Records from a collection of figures

»»

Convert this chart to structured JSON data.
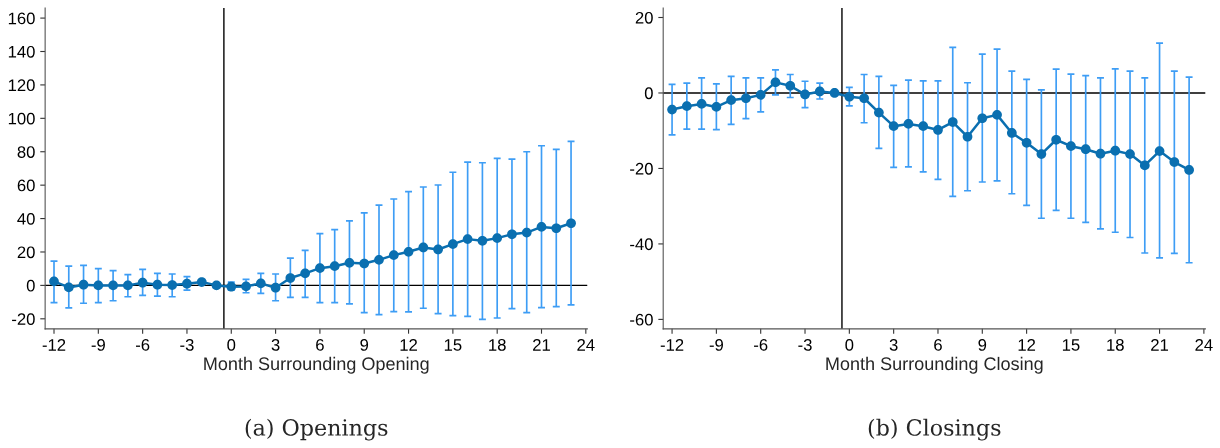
{
  "chart_data": [
    {
      "type": "line",
      "title": "(a) Openings",
      "xlabel": "Month Surrounding Opening",
      "marker": "circle",
      "line_style": "solid",
      "grid": false,
      "legend": false,
      "x": [
        -12,
        -11,
        -10,
        -9,
        -8,
        -7,
        -6,
        -5,
        -4,
        -3,
        -2,
        -1,
        0,
        1,
        2,
        3,
        4,
        5,
        6,
        7,
        8,
        9,
        10,
        11,
        12,
        13,
        14,
        15,
        16,
        17,
        18,
        19,
        20,
        21,
        22,
        23
      ],
      "series": [
        {
          "color": "#0a6fb0",
          "values": [
            2.4,
            -1.2,
            0.4,
            0,
            0,
            0,
            1.6,
            0.4,
            0.2,
            1,
            2,
            0,
            -0.8,
            -0.6,
            1.2,
            -1.4,
            4.4,
            7.2,
            10.3,
            11.5,
            13.5,
            13.1,
            15.3,
            18.1,
            20.1,
            22.7,
            21.5,
            24.7,
            27.7,
            26.7,
            28.3,
            30.6,
            31.6,
            35,
            34.2,
            37.2
          ],
          "errors": [
            [
              -10.3,
              14.5
            ],
            [
              -13.5,
              11.5
            ],
            [
              -10.7,
              12
            ],
            [
              -10.3,
              10
            ],
            [
              -9.2,
              8.8
            ],
            [
              -6.8,
              6.4
            ],
            [
              -6,
              9.6
            ],
            [
              -6.4,
              7.2
            ],
            [
              -6.8,
              6.8
            ],
            [
              -2.8,
              5.2
            ],
            null,
            null,
            [
              -2.8,
              2
            ],
            [
              -4.4,
              3.6
            ],
            [
              -4.8,
              7.2
            ],
            [
              -9.2,
              6.8
            ],
            [
              -7.2,
              16.3
            ],
            [
              -7.2,
              21
            ],
            [
              -10.3,
              31
            ],
            [
              -10.3,
              33.4
            ],
            [
              -11.1,
              38.6
            ],
            [
              -16.3,
              43.4
            ],
            [
              -17.5,
              48
            ],
            [
              -15.7,
              51.7
            ],
            [
              -15.9,
              56.1
            ],
            [
              -13.7,
              58.9
            ],
            [
              -16.9,
              60.1
            ],
            [
              -18.1,
              67.7
            ],
            [
              -18.5,
              73.8
            ],
            [
              -20.3,
              73.4
            ],
            [
              -19.5,
              76
            ],
            [
              -13.9,
              75.6
            ],
            [
              -16.3,
              80
            ],
            [
              -13.3,
              83.6
            ],
            [
              -12.7,
              81.4
            ],
            [
              -11.7,
              86.2
            ]
          ]
        }
      ],
      "xlim": [
        -12.6,
        24.1
      ],
      "xticks": [
        -12,
        -9,
        -6,
        -3,
        0,
        3,
        6,
        9,
        12,
        15,
        18,
        21,
        24
      ],
      "ylim": [
        -26,
        166
      ],
      "yticks": [
        -20,
        0,
        20,
        40,
        60,
        80,
        100,
        120,
        140,
        160
      ],
      "ref_lines": [
        {
          "axis": "x",
          "value": -0.5,
          "color": "#000000"
        },
        {
          "axis": "y",
          "value": 0,
          "color": "#000000"
        }
      ]
    },
    {
      "type": "line",
      "title": "(b) Closings",
      "xlabel": "Month Surrounding Closing",
      "marker": "circle",
      "line_style": "solid",
      "grid": false,
      "legend": false,
      "x": [
        -12,
        -11,
        -10,
        -9,
        -8,
        -7,
        -6,
        -5,
        -4,
        -3,
        -2,
        -1,
        0,
        1,
        2,
        3,
        4,
        5,
        6,
        7,
        8,
        9,
        10,
        11,
        12,
        13,
        14,
        15,
        16,
        17,
        18,
        19,
        20,
        21,
        22,
        23
      ],
      "series": [
        {
          "color": "#0a6fb0",
          "values": [
            -4.4,
            -3.5,
            -2.9,
            -3.7,
            -1.9,
            -1.4,
            -0.5,
            2.8,
            1.9,
            -0.4,
            0.4,
            0,
            -1,
            -1.4,
            -5.2,
            -8.8,
            -8.2,
            -8.8,
            -9.8,
            -7.7,
            -11.6,
            -6.7,
            -5.8,
            -10.6,
            -13.2,
            -16.2,
            -12.4,
            -14.1,
            -14.9,
            -16.1,
            -15.3,
            -16.2,
            -19.2,
            -15.4,
            -18.3,
            -20.4
          ],
          "errors": [
            [
              -11.1,
              2.3
            ],
            [
              -9.6,
              2.6
            ],
            [
              -9.6,
              4
            ],
            [
              -9.7,
              2.4
            ],
            [
              -8.3,
              4.4
            ],
            [
              -6.8,
              4
            ],
            [
              -5,
              4
            ],
            [
              -0.5,
              6.1
            ],
            [
              -1.2,
              4.9
            ],
            [
              -3.9,
              3.1
            ],
            [
              -1.6,
              2.6
            ],
            null,
            [
              -3.4,
              1.5
            ],
            [
              -7.9,
              4.9
            ],
            [
              -14.7,
              4.4
            ],
            [
              -19.7,
              2
            ],
            [
              -19.6,
              3.4
            ],
            [
              -20.9,
              3.2
            ],
            [
              -22.9,
              3.2
            ],
            [
              -27.4,
              12.1
            ],
            [
              -25.9,
              2.7
            ],
            [
              -23.6,
              10.3
            ],
            [
              -23.3,
              11.6
            ],
            [
              -26.7,
              5.8
            ],
            [
              -29.8,
              3.6
            ],
            [
              -33.2,
              0.8
            ],
            [
              -31.1,
              6.3
            ],
            [
              -33.2,
              5
            ],
            [
              -34.3,
              4.6
            ],
            [
              -36,
              4
            ],
            [
              -36.9,
              6.4
            ],
            [
              -38.3,
              5.8
            ],
            [
              -42.4,
              4
            ],
            [
              -43.7,
              13.2
            ],
            [
              -42.5,
              5.8
            ],
            [
              -45,
              4.2
            ]
          ]
        }
      ],
      "xlim": [
        -12.6,
        24.1
      ],
      "xticks": [
        -12,
        -9,
        -6,
        -3,
        0,
        3,
        6,
        9,
        12,
        15,
        18,
        21,
        24
      ],
      "ylim": [
        -62.5,
        22.5
      ],
      "yticks": [
        -60,
        -40,
        -20,
        0,
        20
      ],
      "ref_lines": [
        {
          "axis": "x",
          "value": -0.5,
          "color": "#000000"
        },
        {
          "axis": "y",
          "value": 0,
          "color": "#000000"
        }
      ]
    }
  ]
}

««

• **WORK TO BE COMPLETED**
Retype everything in the material word for word, minus pictures.

• **ANSWER FOR THE TASK**
Convert this chart to structured JSON data.
{
  "chart_data": [
    {
      "type": "line",
      "title": "(a) Openings",
      "xlabel": "Month Surrounding Opening",
      "marker": "circle",
      "line_style": "solid",
      "grid": false,
      "legend": false,
      "x": [
        -12,
        -11,
        -10,
        -9,
        -8,
        -7,
        -6,
        -5,
        -4,
        -3,
        -2,
        -1,
        0,
        1,
        2,
        3,
        4,
        5,
        6,
        7,
        8,
        9,
        10,
        11,
        12,
        13,
        14,
        15,
        16,
        17,
        18,
        19,
        20,
        21,
        22,
        23
      ],
      "series": [
        {
          "color": "#0a6fb0",
          "values": [
            2.4,
            -1.2,
            0.4,
            0,
            0,
            0,
            1.6,
            0.4,
            0.2,
            1,
            2,
            0,
            -0.8,
            -0.6,
            1.2,
            -1.4,
            4.4,
            7.2,
            10.3,
            11.5,
            13.5,
            13.1,
            15.3,
            18.1,
            20.1,
            22.7,
            21.5,
            24.7,
            27.7,
            26.7,
            28.3,
            30.6,
            31.6,
            35,
            34.2,
            37.2
          ],
          "errors": [
            [
              -10.3,
              14.5
            ],
            [
              -13.5,
              11.5
            ],
            [
              -10.7,
              12
            ],
            [
              -10.3,
              10
            ],
            [
              -9.2,
              8.8
            ],
            [
              -6.8,
              6.4
            ],
            [
              -6,
              9.6
            ],
            [
              -6.4,
              7.2
            ],
            [
              -6.8,
              6.8
            ],
            [
              -2.8,
              5.2
            ],
            null,
            null,
            [
              -2.8,
              2
            ],
            [
              -4.4,
              3.6
            ],
            [
              -4.8,
              7.2
            ],
            [
              -9.2,
              6.8
            ],
            [
              -7.2,
              16.3
            ],
            [
              -7.2,
              21
            ],
            [
              -10.3,
              31
            ],
            [
              -10.3,
              33.4
            ],
            [
              -11.1,
              38.6
            ],
            [
              -16.3,
              43.4
            ],
            [
              -17.5,
              48
            ],
            [
              -15.7,
              51.7
            ],
            [
              -15.9,
              56.1
            ],
            [
              -13.7,
              58.9
            ],
            [
              -16.9,
              60.1
            ],
            [
              -18.1,
              67.7
            ],
            [
              -18.5,
              73.8
            ],
            [
              -20.3,
              73.4
            ],
            [
              -19.5,
              76
            ],
            [
              -13.9,
              75.6
            ],
            [
              -16.3,
              80
            ],
            [
              -13.3,
              83.6
            ],
            [
              -12.7,
              81.4
            ],
            [
              -11.7,
              86.2
            ]
          ]
        }
      ],
      "xlim": [
        -12.6,
        24.1
      ],
      "xticks": [
        -12,
        -9,
        -6,
        -3,
        0,
        3,
        6,
        9,
        12,
        15,
        18,
        21,
        24
      ],
      "ylim": [
        -26,
        166
      ],
      "yticks": [
        -20,
        0,
        20,
        40,
        60,
        80,
        100,
        120,
        140,
        160
      ],
      "ref_lines": [
        {
          "axis": "x",
          "value": -0.5,
          "color": "#000000"
        },
        {
          "axis": "y",
          "value": 0,
          "color": "#000000"
        }
      ]
    },
    {
      "type": "line",
      "title": "(b) Closings",
      "xlabel": "Month Surrounding Closing",
      "marker": "circle",
      "line_style": "solid",
      "grid": false,
      "legend": false,
      "x": [
        -12,
        -11,
        -10,
        -9,
        -8,
        -7,
        -6,
        -5,
        -4,
        -3,
        -2,
        -1,
        0,
        1,
        2,
        3,
        4,
        5,
        6,
        7,
        8,
        9,
        10,
        11,
        12,
        13,
        14,
        15,
        16,
        17,
        18,
        19,
        20,
        21,
        22,
        23
      ],
      "series": [
        {
          "color": "#0a6fb0",
          "values": [
            -4.4,
            -3.5,
            -2.9,
            -3.7,
            -1.9,
            -1.4,
            -0.5,
            2.8,
            1.9,
            -0.4,
            0.4,
            0,
            -1,
            -1.4,
            -5.2,
            -8.8,
            -8.2,
            -8.8,
            -9.8,
            -7.7,
            -11.6,
            -6.7,
            -5.8,
            -10.6,
            -13.2,
            -16.2,
            -12.4,
            -14.1,
            -14.9,
            -16.1,
            -15.3,
            -16.2,
            -19.2,
            -15.4,
            -18.3,
            -20.4
          ],
          "errors": [
            [
              -11.1,
              2.3
            ],
            [
              -9.6,
              2.6
            ],
            [
              -9.6,
              4
            ],
            [
              -9.7,
              2.4
            ],
            [
              -8.3,
              4.4
            ],
            [
              -6.8,
              4
            ],
            [
              -5,
              4
            ],
            [
              -0.5,
              6.1
            ],
            [
              -1.2,
              4.9
            ],
            [
              -3.9,
              3.1
            ],
            [
              -1.6,
              2.6
            ],
            null,
            [
              -3.4,
              1.5
            ],
            [
              -7.9,
              4.9
            ],
            [
              -14.7,
              4.4
            ],
            [
              -19.7,
              2
            ],
            [
              -19.6,
              3.4
            ],
            [
              -20.9,
              3.2
            ],
            [
              -22.9,
              3.2
            ],
            [
              -27.4,
              12.1
            ],
            [
              -25.9,
              2.7
            ],
            [
              -23.6,
              10.3
            ],
            [
              -23.3,
              11.6
            ],
            [
              -26.7,
              5.8
            ],
            [
              -29.8,
              3.6
            ],
            [
              -33.2,
              0.8
            ],
            [
              -31.1,
              6.3
            ],
            [
              -33.2,
              5
            ],
            [
              -34.3,
              4.6
            ],
            [
              -36,
              4
            ],
            [
              -36.9,
              6.4
            ],
            [
              -38.3,
              5.8
            ],
            [
              -42.4,
              4
            ],
            [
              -43.7,
              13.2
            ],
            [
              -42.5,
              5.8
            ],
            [
              -45,
              4.2
            ]
          ]
        }
      ],
      "xlim": [
        -12.6,
        24.1
      ],
      "xticks": [
        -12,
        -9,
        -6,
        -3,
        0,
        3,
        6,
        9,
        12,
        15,
        18,
        21,
        24
      ],
      "ylim": [
        -62.5,
        22.5
      ],
      "yticks": [
        -60,
        -40,
        -20,
        0,
        20
      ],
      "ref_lines": [
        {
          "axis": "x",
          "value": -0.5,
          "color": "#000000"
        },
        {
          "axis": "y",
          "value": 0,
          "color": "#000000"
        }
      ]
    }
  ]
}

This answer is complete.